** start of DATASET EXCERPTS **
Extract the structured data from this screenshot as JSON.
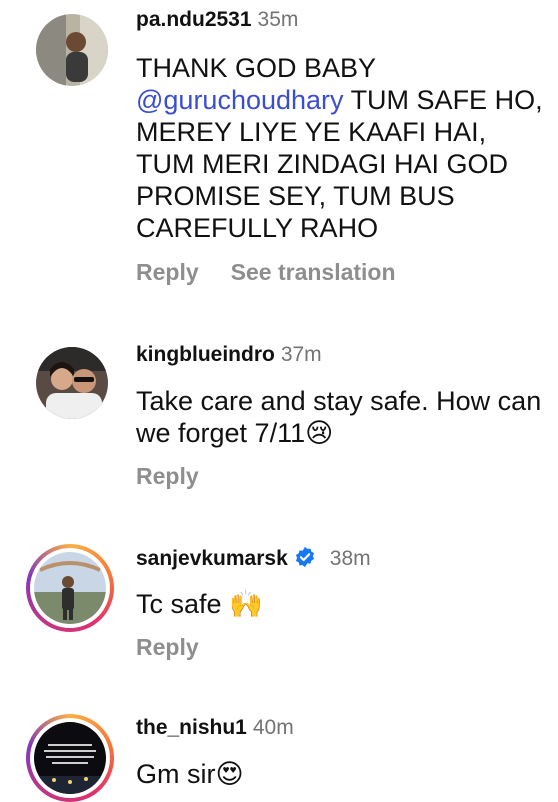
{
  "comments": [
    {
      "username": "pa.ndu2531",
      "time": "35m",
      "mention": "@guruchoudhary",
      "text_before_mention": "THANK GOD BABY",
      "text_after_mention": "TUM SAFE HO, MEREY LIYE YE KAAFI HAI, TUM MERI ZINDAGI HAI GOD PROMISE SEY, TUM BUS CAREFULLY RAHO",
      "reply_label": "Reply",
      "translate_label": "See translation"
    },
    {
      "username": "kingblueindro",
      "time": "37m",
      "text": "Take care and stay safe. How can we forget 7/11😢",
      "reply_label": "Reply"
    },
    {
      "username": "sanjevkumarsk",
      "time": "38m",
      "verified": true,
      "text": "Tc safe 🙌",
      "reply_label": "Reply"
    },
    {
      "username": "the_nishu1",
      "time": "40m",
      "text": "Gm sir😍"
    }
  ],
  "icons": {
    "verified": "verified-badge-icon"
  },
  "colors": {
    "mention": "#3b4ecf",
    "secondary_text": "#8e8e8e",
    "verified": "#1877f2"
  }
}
** end of DATASET EXCERPTS **
** start of DATASET EXCERPTS **
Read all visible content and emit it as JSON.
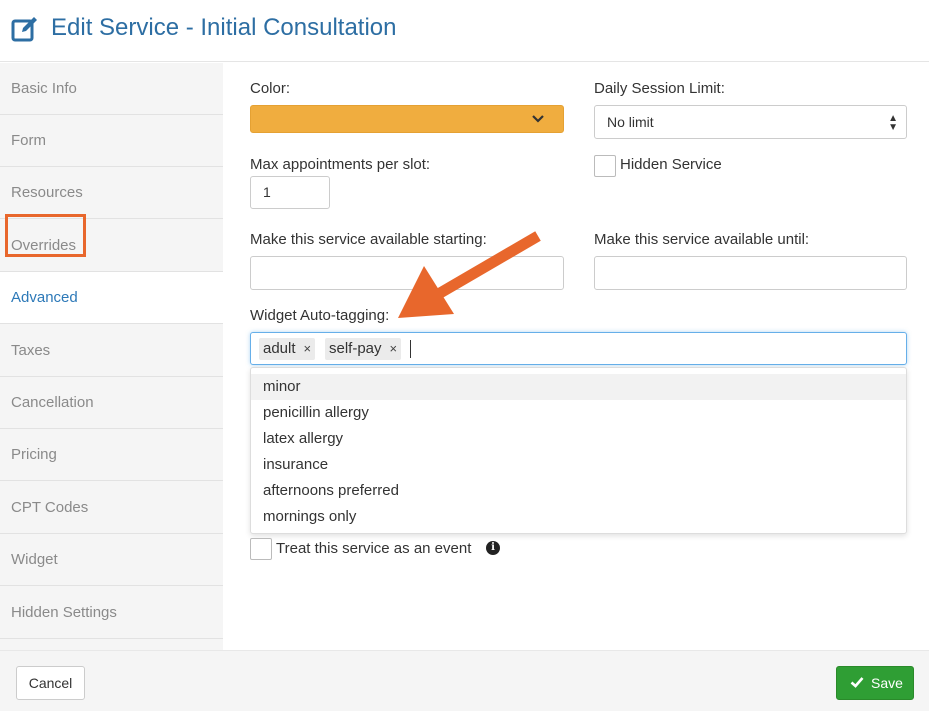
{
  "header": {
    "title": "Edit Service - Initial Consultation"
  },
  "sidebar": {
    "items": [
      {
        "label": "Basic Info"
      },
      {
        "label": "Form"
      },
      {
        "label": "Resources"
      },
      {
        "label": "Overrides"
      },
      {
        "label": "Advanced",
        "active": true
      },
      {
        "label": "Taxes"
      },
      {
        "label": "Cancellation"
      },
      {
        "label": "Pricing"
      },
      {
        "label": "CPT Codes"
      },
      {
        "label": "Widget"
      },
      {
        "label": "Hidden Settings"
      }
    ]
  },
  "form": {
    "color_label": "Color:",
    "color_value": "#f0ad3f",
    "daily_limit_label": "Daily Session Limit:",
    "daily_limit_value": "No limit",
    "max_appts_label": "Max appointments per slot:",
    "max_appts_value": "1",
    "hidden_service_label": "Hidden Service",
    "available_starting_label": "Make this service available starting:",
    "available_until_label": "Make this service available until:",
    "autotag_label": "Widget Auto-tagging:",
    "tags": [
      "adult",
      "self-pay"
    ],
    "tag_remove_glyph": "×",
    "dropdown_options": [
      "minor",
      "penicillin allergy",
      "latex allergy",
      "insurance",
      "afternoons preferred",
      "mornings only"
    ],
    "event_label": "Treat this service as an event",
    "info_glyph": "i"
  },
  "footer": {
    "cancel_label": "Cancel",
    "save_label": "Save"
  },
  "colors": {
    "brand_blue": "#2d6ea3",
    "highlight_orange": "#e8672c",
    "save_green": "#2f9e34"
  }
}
** end of DATASET EXCERPTS **
*WHAT YOU ARE ASKED TO DO*: Locate the word "Widget" in the records above, and return each line that has it.

*ANSWER TO THE PROBLEM*:
        "label": "Widget"
    "autotag_label": "Widget Auto-tagging:",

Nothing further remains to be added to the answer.